╔══

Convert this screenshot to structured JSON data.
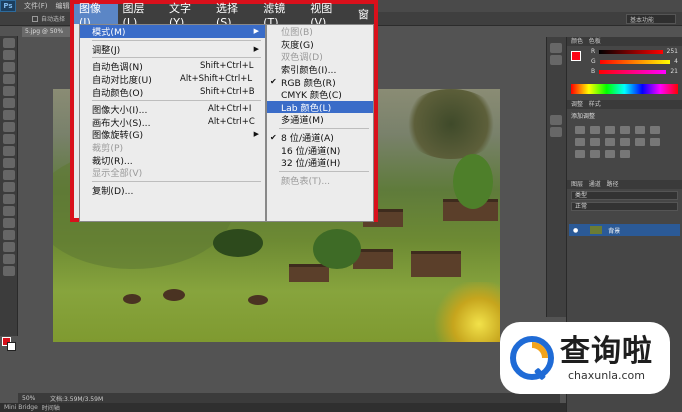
{
  "app": {
    "logo": "Ps",
    "menu_items": [
      "文件(F)",
      "编辑"
    ],
    "options_text": "自动选择",
    "doc_tab": "5.jpg @ 50%",
    "workspace": "基本功能",
    "zoom": "50%",
    "doc_info": "文档:3.59M/3.59M",
    "bottom_tabs": [
      "Mini Bridge",
      "时间轴"
    ]
  },
  "menubar": {
    "items": [
      "图像(I)",
      "图层(L)",
      "文字(Y)",
      "选择(S)",
      "滤镜(T)",
      "视图(V)",
      "窗"
    ]
  },
  "image_menu": {
    "items": [
      {
        "label": "模式(M)",
        "shortcut": "",
        "submenu": true,
        "highlighted": true
      },
      {
        "label": "调整(J)",
        "shortcut": "",
        "submenu": true
      },
      {
        "label": "自动色调(N)",
        "shortcut": "Shift+Ctrl+L"
      },
      {
        "label": "自动对比度(U)",
        "shortcut": "Alt+Shift+Ctrl+L"
      },
      {
        "label": "自动颜色(O)",
        "shortcut": "Shift+Ctrl+B"
      },
      {
        "label": "图像大小(I)...",
        "shortcut": "Alt+Ctrl+I"
      },
      {
        "label": "画布大小(S)...",
        "shortcut": "Alt+Ctrl+C"
      },
      {
        "label": "图像旋转(G)",
        "shortcut": "",
        "submenu": true
      },
      {
        "label": "裁剪(P)",
        "shortcut": "",
        "disabled": true
      },
      {
        "label": "裁切(R)...",
        "shortcut": ""
      },
      {
        "label": "显示全部(V)",
        "shortcut": "",
        "disabled": true
      },
      {
        "label": "复制(D)...",
        "shortcut": ""
      }
    ]
  },
  "mode_menu": {
    "items": [
      {
        "label": "位图(B)",
        "disabled": true
      },
      {
        "label": "灰度(G)"
      },
      {
        "label": "双色调(D)",
        "disabled": true
      },
      {
        "label": "索引颜色(I)..."
      },
      {
        "label": "RGB 颜色(R)",
        "checked": true
      },
      {
        "label": "CMYK 颜色(C)"
      },
      {
        "label": "Lab 颜色(L)",
        "highlighted": true
      },
      {
        "label": "多通道(M)"
      },
      {
        "label": "8 位/通道(A)",
        "checked": true
      },
      {
        "label": "16 位/通道(N)"
      },
      {
        "label": "32 位/通道(H)"
      },
      {
        "label": "颜色表(T)...",
        "disabled": true
      }
    ]
  },
  "panels": {
    "color_tab": "颜色",
    "swatches_tab": "色板",
    "r_label": "R",
    "r_value": "251",
    "g_label": "G",
    "g_value": "4",
    "b_label": "B",
    "b_value": "21",
    "adjust_tab": "调整",
    "styles_tab": "样式",
    "adjust_title": "添加调整",
    "layers_tab": "图层",
    "channels_tab": "通道",
    "paths_tab": "路径",
    "kind_label": "类型",
    "blend_mode": "正常",
    "layer_name": "背景",
    "fg_color": "#fb0415"
  },
  "watermark": {
    "cn": "查询啦",
    "en": "chaxunla.com",
    "accent": "#1f6bd6",
    "accent2": "#f3a41c"
  }
}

╚══

▶ [To be done]: Copy out all of the material exactly as written, without its pictures.

▶ [The completed task]:
Convert this screenshot to structured JSON data.
{
  "app": {
    "logo": "Ps",
    "menu_items": [
      "文件(F)",
      "编辑"
    ],
    "options_text": "自动选择",
    "doc_tab": "5.jpg @ 50%",
    "workspace": "基本功能",
    "zoom": "50%",
    "doc_info": "文档:3.59M/3.59M",
    "bottom_tabs": [
      "Mini Bridge",
      "时间轴"
    ]
  },
  "menubar": {
    "items": [
      "图像(I)",
      "图层(L)",
      "文字(Y)",
      "选择(S)",
      "滤镜(T)",
      "视图(V)",
      "窗"
    ]
  },
  "image_menu": {
    "items": [
      {
        "label": "模式(M)",
        "shortcut": "",
        "submenu": true,
        "highlighted": true
      },
      {
        "label": "调整(J)",
        "shortcut": "",
        "submenu": true
      },
      {
        "label": "自动色调(N)",
        "shortcut": "Shift+Ctrl+L"
      },
      {
        "label": "自动对比度(U)",
        "shortcut": "Alt+Shift+Ctrl+L"
      },
      {
        "label": "自动颜色(O)",
        "shortcut": "Shift+Ctrl+B"
      },
      {
        "label": "图像大小(I)...",
        "shortcut": "Alt+Ctrl+I"
      },
      {
        "label": "画布大小(S)...",
        "shortcut": "Alt+Ctrl+C"
      },
      {
        "label": "图像旋转(G)",
        "shortcut": "",
        "submenu": true
      },
      {
        "label": "裁剪(P)",
        "shortcut": "",
        "disabled": true
      },
      {
        "label": "裁切(R)...",
        "shortcut": ""
      },
      {
        "label": "显示全部(V)",
        "shortcut": "",
        "disabled": true
      },
      {
        "label": "复制(D)...",
        "shortcut": ""
      }
    ]
  },
  "mode_menu": {
    "items": [
      {
        "label": "位图(B)",
        "disabled": true
      },
      {
        "label": "灰度(G)"
      },
      {
        "label": "双色调(D)",
        "disabled": true
      },
      {
        "label": "索引颜色(I)..."
      },
      {
        "label": "RGB 颜色(R)",
        "checked": true
      },
      {
        "label": "CMYK 颜色(C)"
      },
      {
        "label": "Lab 颜色(L)",
        "highlighted": true
      },
      {
        "label": "多通道(M)"
      },
      {
        "label": "8 位/通道(A)",
        "checked": true
      },
      {
        "label": "16 位/通道(N)"
      },
      {
        "label": "32 位/通道(H)"
      },
      {
        "label": "颜色表(T)...",
        "disabled": true
      }
    ]
  },
  "panels": {
    "color_tab": "颜色",
    "swatches_tab": "色板",
    "r_label": "R",
    "r_value": "251",
    "g_label": "G",
    "g_value": "4",
    "b_label": "B",
    "b_value": "21",
    "adjust_tab": "调整",
    "styles_tab": "样式",
    "adjust_title": "添加调整",
    "layers_tab": "图层",
    "channels_tab": "通道",
    "paths_tab": "路径",
    "kind_label": "类型",
    "blend_mode": "正常",
    "layer_name": "背景",
    "fg_color": "#fb0415"
  },
  "watermark": {
    "cn": "查询啦",
    "en": "chaxunla.com",
    "accent": "#1f6bd6",
    "accent2": "#f3a41c"
  }
}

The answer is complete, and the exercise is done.